Given exercise |
Please set down all the lines beneath this one exactly, without the pictures.

Dataset content |
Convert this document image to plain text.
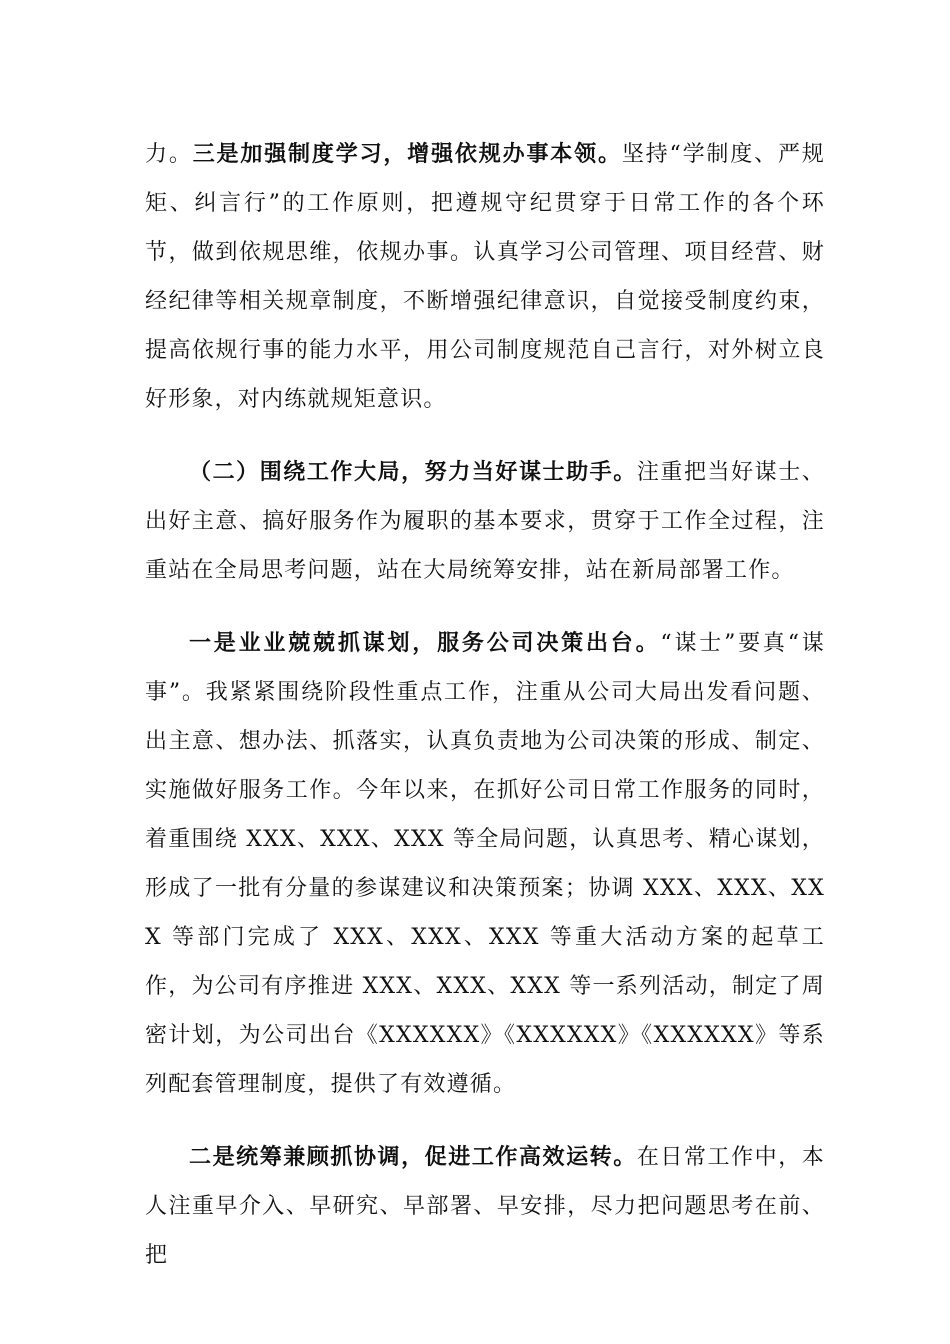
力。三是加强制度学习，增强依规办事本领。坚持“学制度、严规矩、纠言行”的工作原则，把遵规守纪贯穿于日常工作的各个环节，做到依规思维，依规办事。认真学习公司管理、项目经营、财经纪律等相关规章制度，不断增强纪律意识，自觉接受制度约束，提高依规行事的能力水平，用公司制度规范自己言行，对外树立良好形象，对内练就规矩意识。

（二）围绕工作大局，努力当好谋士助手。注重把当好谋士、出好主意、搞好服务作为履职的基本要求，贯穿于工作全过程，注重站在全局思考问题，站在大局统筹安排，站在新局部署工作。

一是业业兢兢抓谋划，服务公司决策出台。“谋士”要真“谋事”。我紧紧围绕阶段性重点工作，注重从公司大局出发看问题、出主意、想办法、抓落实，认真负责地为公司决策的形成、制定、实施做好服务工作。今年以来，在抓好公司日常工作服务的同时，着重围绕 XXX、XXX、XXX 等全局问题，认真思考、精心谋划，形成了一批有分量的参谋建议和决策预案；协调 XXX、XXX、XXX 等部门完成了 XXX、XXX、XXX 等重大活动方案的起草工作，为公司有序推进 XXX、XXX、XXX 等一系列活动，制定了周密计划，为公司出台《XXXXXX》《XXXXXX》《XXXXXX》等系列配套管理制度，提供了有效遵循。

二是统筹兼顾抓协调，促进工作高效运转。在日常工作中，本人注重早介入、早研究、早部署、早安排，尽力把问题思考在前、把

Completed task |
Convert this document image to plain text.
力。三是加强制度学习，增强依规办事本领。坚持“学制度、严规矩、纠言行”的工作原则，把遵规守纪贯穿于日常工作的各个环节，做到依规思维，依规办事。认真学习公司管理、项目经营、财经纪律等相关规章制度，不断增强纪律意识，自觉接受制度约束，提高依规行事的能力水平，用公司制度规范自己言行，对外树立良好形象，对内练就规矩意识。

（二）围绕工作大局，努力当好谋士助手。注重把当好谋士、出好主意、搞好服务作为履职的基本要求，贯穿于工作全过程，注重站在全局思考问题，站在大局统筹安排，站在新局部署工作。

一是业业兢兢抓谋划，服务公司决策出台。“谋士”要真“谋事”。我紧紧围绕阶段性重点工作，注重从公司大局出发看问题、出主意、想办法、抓落实，认真负责地为公司决策的形成、制定、实施做好服务工作。今年以来，在抓好公司日常工作服务的同时，着重围绕 XXX、XXX、XXX 等全局问题，认真思考、精心谋划，形成了一批有分量的参谋建议和决策预案；协调 XXX、XXX、XXX 等部门完成了 XXX、XXX、XXX 等重大活动方案的起草工作，为公司有序推进 XXX、XXX、XXX 等一系列活动，制定了周密计划，为公司出台《XXXXXX》《XXXXXX》《XXXXXX》等系列配套管理制度，提供了有效遵循。

二是统筹兼顾抓协调，促进工作高效运转。在日常工作中，本人注重早介入、早研究、早部署、早安排，尽力把问题思考在前、把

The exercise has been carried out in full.